Task details: Every record should be repeated exactly, except that pictures are left out.

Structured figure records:

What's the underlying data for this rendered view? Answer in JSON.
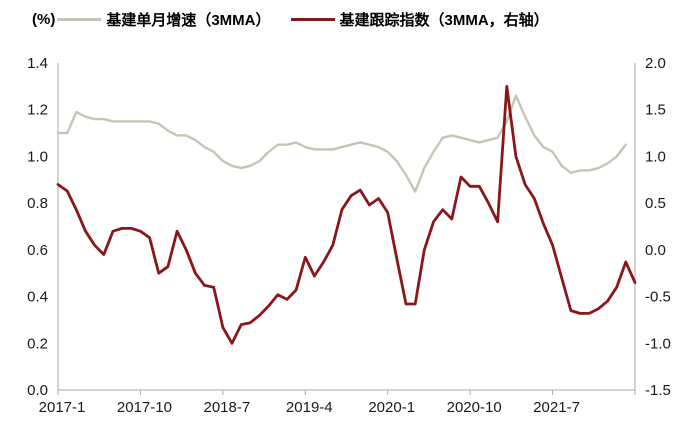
{
  "chart_data": {
    "type": "line",
    "unit_label": "(%)",
    "x": [
      "2017-1",
      "2017-2",
      "2017-3",
      "2017-4",
      "2017-5",
      "2017-6",
      "2017-7",
      "2017-8",
      "2017-9",
      "2017-10",
      "2017-11",
      "2017-12",
      "2018-1",
      "2018-2",
      "2018-3",
      "2018-4",
      "2018-5",
      "2018-6",
      "2018-7",
      "2018-8",
      "2018-9",
      "2018-10",
      "2018-11",
      "2018-12",
      "2019-1",
      "2019-2",
      "2019-3",
      "2019-4",
      "2019-5",
      "2019-6",
      "2019-7",
      "2019-8",
      "2019-9",
      "2019-10",
      "2019-11",
      "2019-12",
      "2020-1",
      "2020-2",
      "2020-3",
      "2020-4",
      "2020-5",
      "2020-6",
      "2020-7",
      "2020-8",
      "2020-9",
      "2020-10",
      "2020-11",
      "2020-12",
      "2021-1",
      "2021-2",
      "2021-3",
      "2021-4",
      "2021-5",
      "2021-6",
      "2021-7",
      "2021-8",
      "2021-9",
      "2021-10",
      "2021-11",
      "2021-12",
      "2022-1",
      "2022-2",
      "2022-3",
      "2022-4"
    ],
    "x_tick_indices": [
      0,
      9,
      18,
      27,
      36,
      45,
      54
    ],
    "x_tick_labels": [
      "2017-1",
      "2017-10",
      "2018-7",
      "2019-4",
      "2020-1",
      "2020-10",
      "2021-7"
    ],
    "left_axis": {
      "min": 0.0,
      "max": 1.4,
      "ticks": [
        "0.0",
        "0.2",
        "0.4",
        "0.6",
        "0.8",
        "1.0",
        "1.2",
        "1.4"
      ]
    },
    "right_axis": {
      "min": -1.5,
      "max": 2.0,
      "ticks": [
        "-1.5",
        "-1.0",
        "-0.5",
        "0.0",
        "0.5",
        "1.0",
        "1.5",
        "2.0"
      ]
    },
    "series": [
      {
        "name": "基建单月增速（3MMA）",
        "axis": "left",
        "color": "#C6C5B4",
        "width": 2.4,
        "values": [
          1.1,
          1.1,
          1.19,
          1.17,
          1.16,
          1.16,
          1.15,
          1.15,
          1.15,
          1.15,
          1.15,
          1.14,
          1.11,
          1.09,
          1.09,
          1.07,
          1.04,
          1.02,
          0.98,
          0.96,
          0.95,
          0.96,
          0.98,
          1.02,
          1.05,
          1.05,
          1.06,
          1.04,
          1.03,
          1.03,
          1.03,
          1.04,
          1.05,
          1.06,
          1.05,
          1.04,
          1.02,
          0.98,
          0.92,
          0.85,
          0.95,
          1.02,
          1.08,
          1.09,
          1.08,
          1.07,
          1.06,
          1.07,
          1.08,
          1.15,
          1.26,
          1.17,
          1.09,
          1.04,
          1.02,
          0.96,
          0.93,
          0.94,
          0.94,
          0.95,
          0.97,
          1.0,
          1.05,
          null
        ]
      },
      {
        "name": "基建跟踪指数（3MMA，右轴）",
        "axis": "right",
        "color": "#8A161A",
        "width": 2.8,
        "values": [
          0.7,
          0.63,
          0.43,
          0.2,
          0.05,
          -0.05,
          0.2,
          0.23,
          0.23,
          0.2,
          0.13,
          -0.25,
          -0.18,
          0.2,
          0.0,
          -0.25,
          -0.38,
          -0.4,
          -0.83,
          -1.0,
          -0.8,
          -0.78,
          -0.7,
          -0.6,
          -0.48,
          -0.53,
          -0.43,
          -0.08,
          -0.28,
          -0.13,
          0.05,
          0.43,
          0.58,
          0.64,
          0.48,
          0.55,
          0.4,
          -0.1,
          -0.58,
          -0.58,
          0.0,
          0.3,
          0.43,
          0.33,
          0.78,
          0.68,
          0.68,
          0.5,
          0.3,
          1.75,
          1.0,
          0.7,
          0.55,
          0.28,
          0.05,
          -0.3,
          -0.65,
          -0.68,
          -0.68,
          -0.63,
          -0.55,
          -0.4,
          -0.13,
          -0.35
        ]
      }
    ],
    "grid": false,
    "legend_position": "top",
    "axis_color": "#A9A9A9",
    "label_color": "#1A1A1A"
  }
}
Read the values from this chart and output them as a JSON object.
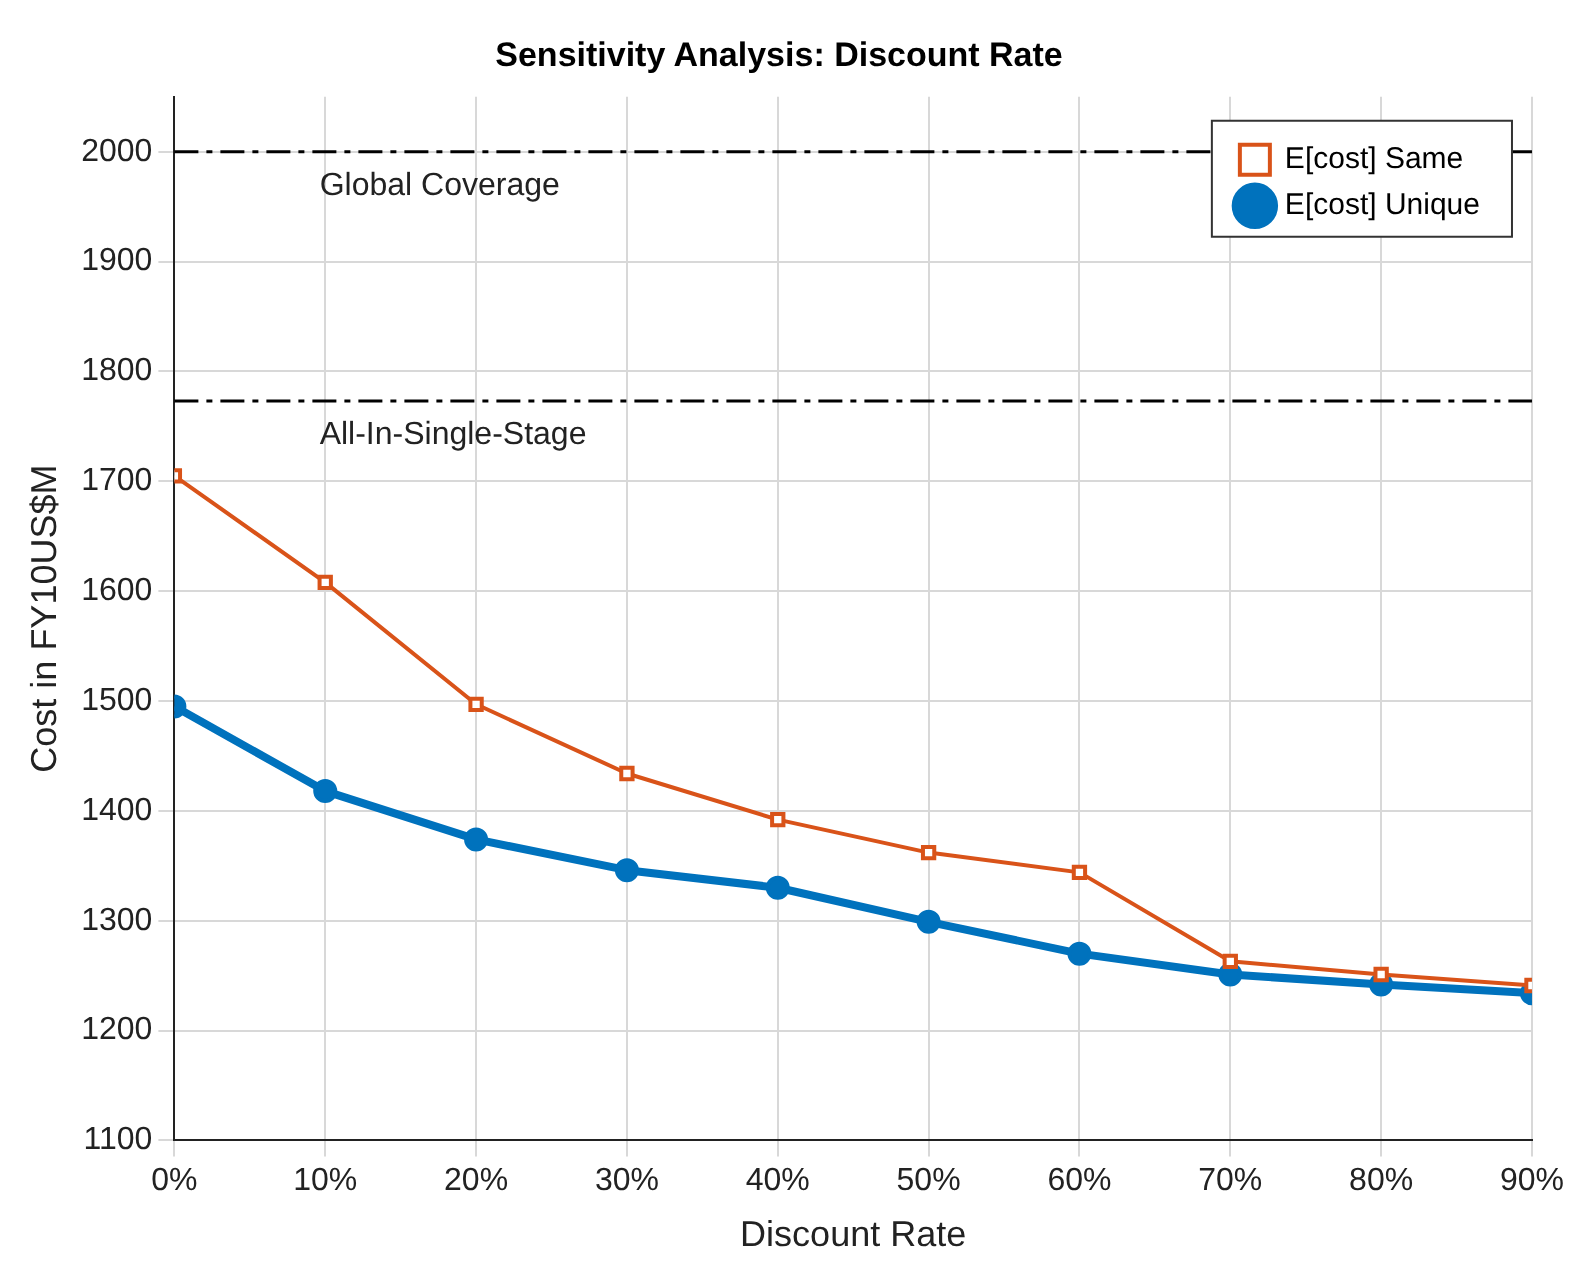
{
  "chart_data": {
    "type": "line",
    "title": "Sensitivity Analysis: Discount Rate",
    "xlabel": "Discount Rate",
    "ylabel": "Cost in FY10US$M",
    "x": [
      0,
      10,
      20,
      30,
      40,
      50,
      60,
      70,
      80,
      90
    ],
    "series": [
      {
        "name": "E[cost] Unique",
        "color": "#0072bd",
        "marker": "circle",
        "values": [
          1495,
          1418,
          1374,
          1346,
          1330,
          1299,
          1270,
          1251,
          1242,
          1234
        ]
      },
      {
        "name": "E[cost] Same",
        "color": "#d95319",
        "marker": "square",
        "values": [
          1705,
          1608,
          1497,
          1434,
          1392,
          1362,
          1344,
          1263,
          1251,
          1241
        ]
      }
    ],
    "xlim": [
      0,
      90
    ],
    "xticks": [
      {
        "value": 0,
        "label": "0%"
      },
      {
        "value": 10,
        "label": "10%"
      },
      {
        "value": 20,
        "label": "20%"
      },
      {
        "value": 30,
        "label": "30%"
      },
      {
        "value": 40,
        "label": "40%"
      },
      {
        "value": 50,
        "label": "50%"
      },
      {
        "value": 60,
        "label": "60%"
      },
      {
        "value": 70,
        "label": "70%"
      },
      {
        "value": 80,
        "label": "80%"
      },
      {
        "value": 90,
        "label": "90%"
      }
    ],
    "ylim": [
      1100,
      2050
    ],
    "yticks": [
      1100,
      1200,
      1300,
      1400,
      1500,
      1600,
      1700,
      1800,
      1900,
      2000
    ],
    "ref_lines": [
      {
        "axis": "y",
        "value": 2000,
        "label": "Global Coverage",
        "color": "#000000",
        "line_style": "dashed"
      },
      {
        "axis": "y",
        "value": 1773,
        "label": "All-In-Single-Stage",
        "color": "#000000",
        "line_style": "dashed"
      }
    ],
    "grid": true,
    "legend": "top right"
  }
}
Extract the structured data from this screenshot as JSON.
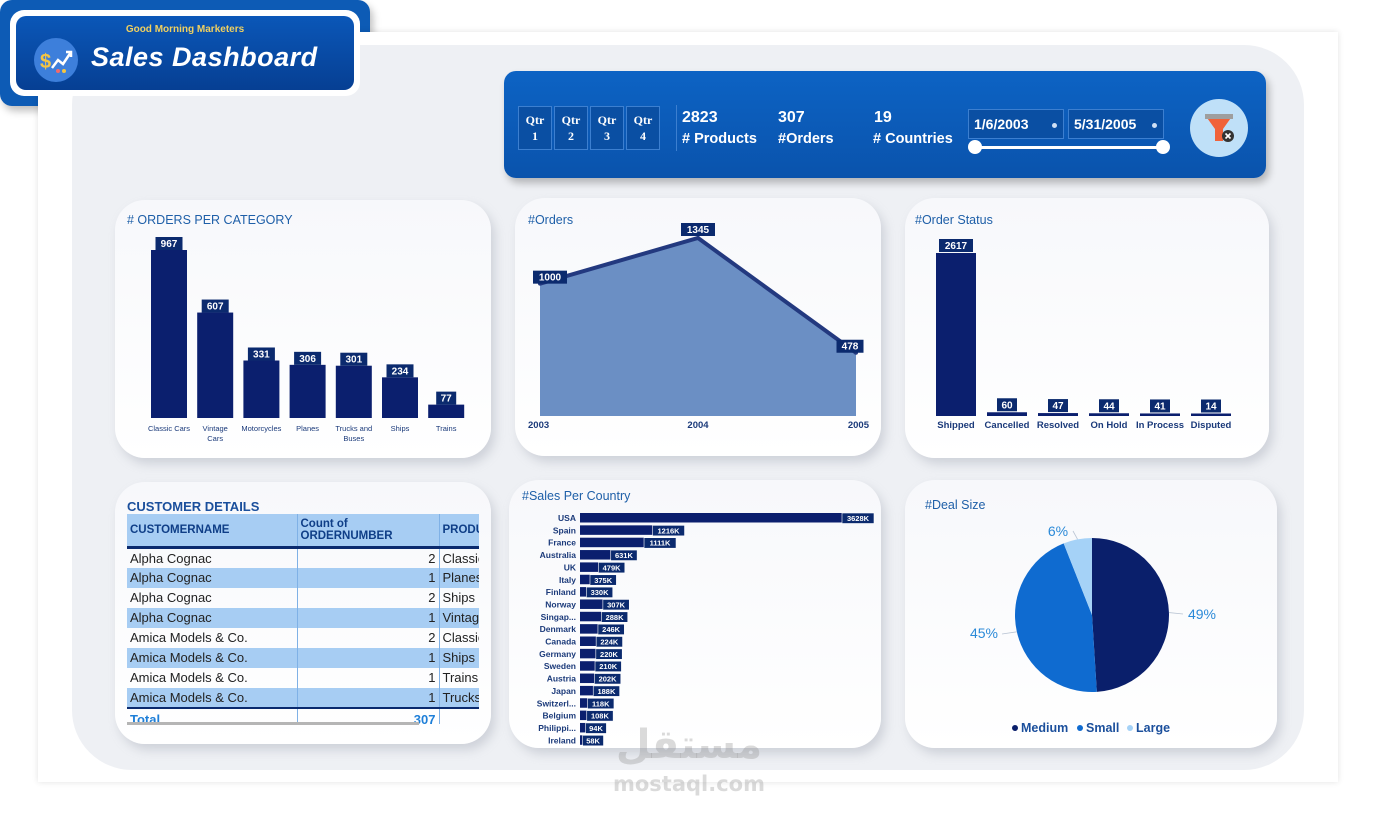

Result below:
What's the underlying data for this rendered view? Answer in JSON.
{
  "chart_data": {
    "type": "line",
    "unit_label": "(%)",
    "x": [
      "2017-1",
      "2017-2",
      "2017-3",
      "2017-4",
      "2017-5",
      "2017-6",
      "2017-7",
      "2017-8",
      "2017-9",
      "2017-10",
      "2017-11",
      "2017-12",
      "2018-1",
      "2018-2",
      "2018-3",
      "2018-4",
      "2018-5",
      "2018-6",
      "2018-7",
      "2018-8",
      "2018-9",
      "2018-10",
      "2018-11",
      "2018-12",
      "2019-1",
      "2019-2",
      "2019-3",
      "2019-4",
      "2019-5",
      "2019-6",
      "2019-7",
      "2019-8",
      "2019-9",
      "2019-10",
      "2019-11",
      "2019-12",
      "2020-1",
      "2020-2",
      "2020-3",
      "2020-4",
      "2020-5",
      "2020-6",
      "2020-7",
      "2020-8",
      "2020-9",
      "2020-10",
      "2020-11",
      "2020-12",
      "2021-1",
      "2021-2",
      "2021-3",
      "2021-4",
      "2021-5",
      "2021-6",
      "2021-7",
      "2021-8",
      "2021-9",
      "2021-10",
      "2021-11",
      "2021-12",
      "2022-1",
      "2022-2",
      "2022-3",
      "2022-4"
    ],
    "x_tick_indices": [
      0,
      9,
      18,
      27,
      36,
      45,
      54
    ],
    "x_tick_labels": [
      "2017-1",
      "2017-10",
      "2018-7",
      "2019-4",
      "2020-1",
      "2020-10",
      "2021-7"
    ],
    "left_axis": {
      "min": 0.0,
      "max": 1.4,
      "ticks": [
        "0.0",
        "0.2",
        "0.4",
        "0.6",
        "0.8",
        "1.0",
        "1.2",
        "1.4"
      ]
    },
    "right_axis": {
      "min": -1.5,
      "max": 2.0,
      "ticks": [
        "-1.5",
        "-1.0",
        "-0.5",
        "0.0",
        "0.5",
        "1.0",
        "1.5",
        "2.0"
      ]
    },
    "series": [
      {
        "name": "基建单月增速（3MMA）",
        "axis": "left",
        "color": "#C6C5B4",
        "width": 2.4,
        "values": [
          1.1,
          1.1,
          1.19,
          1.17,
          1.16,
          1.16,
          1.15,
          1.15,
          1.15,
          1.15,
          1.15,
          1.14,
          1.11,
          1.09,
          1.09,
          1.07,
          1.04,
          1.02,
          0.98,
          0.96,
          0.95,
          0.96,
          0.98,
          1.02,
          1.05,
          1.05,
          1.06,
          1.04,
          1.03,
          1.03,
          1.03,
          1.04,
          1.05,
          1.06,
          1.05,
          1.04,
          1.02,
          0.98,
          0.92,
          0.85,
          0.95,
          1.02,
          1.08,
          1.09,
          1.08,
          1.07,
          1.06,
          1.07,
          1.08,
          1.15,
          1.26,
          1.17,
          1.09,
          1.04,
          1.02,
          0.96,
          0.93,
          0.94,
          0.94,
          0.95,
          0.97,
          1.0,
          1.05,
          null
        ]
      },
      {
        "name": "基建跟踪指数（3MMA，右轴）",
        "axis": "right",
        "color": "#8A161A",
        "width": 2.8,
        "values": [
          0.7,
          0.63,
          0.43,
          0.2,
          0.05,
          -0.05,
          0.2,
          0.23,
          0.23,
          0.2,
          0.13,
          -0.25,
          -0.18,
          0.2,
          0.0,
          -0.25,
          -0.38,
          -0.4,
          -0.83,
          -1.0,
          -0.8,
          -0.78,
          -0.7,
          -0.6,
          -0.48,
          -0.53,
          -0.43,
          -0.08,
          -0.28,
          -0.13,
          0.05,
          0.43,
          0.58,
          0.64,
          0.48,
          0.55,
          0.4,
          -0.1,
          -0.58,
          -0.58,
          0.0,
          0.3,
          0.43,
          0.33,
          0.78,
          0.68,
          0.68,
          0.5,
          0.3,
          1.75,
          1.0,
          0.7,
          0.55,
          0.28,
          0.05,
          -0.3,
          -0.65,
          -0.68,
          -0.68,
          -0.63,
          -0.55,
          -0.4,
          -0.13,
          -0.35
        ]
      }
    ],
    "grid": false,
    "legend_position": "top",
    "axis_color": "#A9A9A9",
    "label_color": "#1A1A1A"
  }
}
Read the values from this chart and output them as a JSON object.
{
  "chart_data": {
    "type": "line",
    "title": "Sensitivity Analysis: Discount Rate",
    "xlabel": "Discount Rate",
    "ylabel": "Cost in FY10US$M",
    "x": [
      0,
      10,
      20,
      30,
      40,
      50,
      60,
      70,
      80,
      90
    ],
    "series": [
      {
        "name": "E[cost] Unique",
        "color": "#0072bd",
        "marker": "circle",
        "values": [
          1495,
          1418,
          1374,
          1346,
          1330,
          1299,
          1270,
          1251,
          1242,
          1234
        ]
      },
      {
        "name": "E[cost] Same",
        "color": "#d95319",
        "marker": "square",
        "values": [
          1705,
          1608,
          1497,
          1434,
          1392,
          1362,
          1344,
          1263,
          1251,
          1241
        ]
      }
    ],
    "xlim": [
      0,
      90
    ],
    "xticks": [
      {
        "value": 0,
        "label": "0%"
      },
      {
        "value": 10,
        "label": "10%"
      },
      {
        "value": 20,
        "label": "20%"
      },
      {
        "value": 30,
        "label": "30%"
      },
      {
        "value": 40,
        "label": "40%"
      },
      {
        "value": 50,
        "label": "50%"
      },
      {
        "value": 60,
        "label": "60%"
      },
      {
        "value": 70,
        "label": "70%"
      },
      {
        "value": 80,
        "label": "80%"
      },
      {
        "value": 90,
        "label": "90%"
      }
    ],
    "ylim": [
      1100,
      2050
    ],
    "yticks": [
      1100,
      1200,
      1300,
      1400,
      1500,
      1600,
      1700,
      1800,
      1900,
      2000
    ],
    "ref_lines": [
      {
        "axis": "y",
        "value": 2000,
        "label": "Global Coverage",
        "color": "#000000",
        "line_style": "dashed"
      },
      {
        "axis": "y",
        "value": 1773,
        "label": "All-In-Single-Stage",
        "color": "#000000",
        "line_style": "dashed"
      }
    ],
    "grid": true,
    "legend": "top right"
  }
}
Extract the structured data from this screenshot as JSON.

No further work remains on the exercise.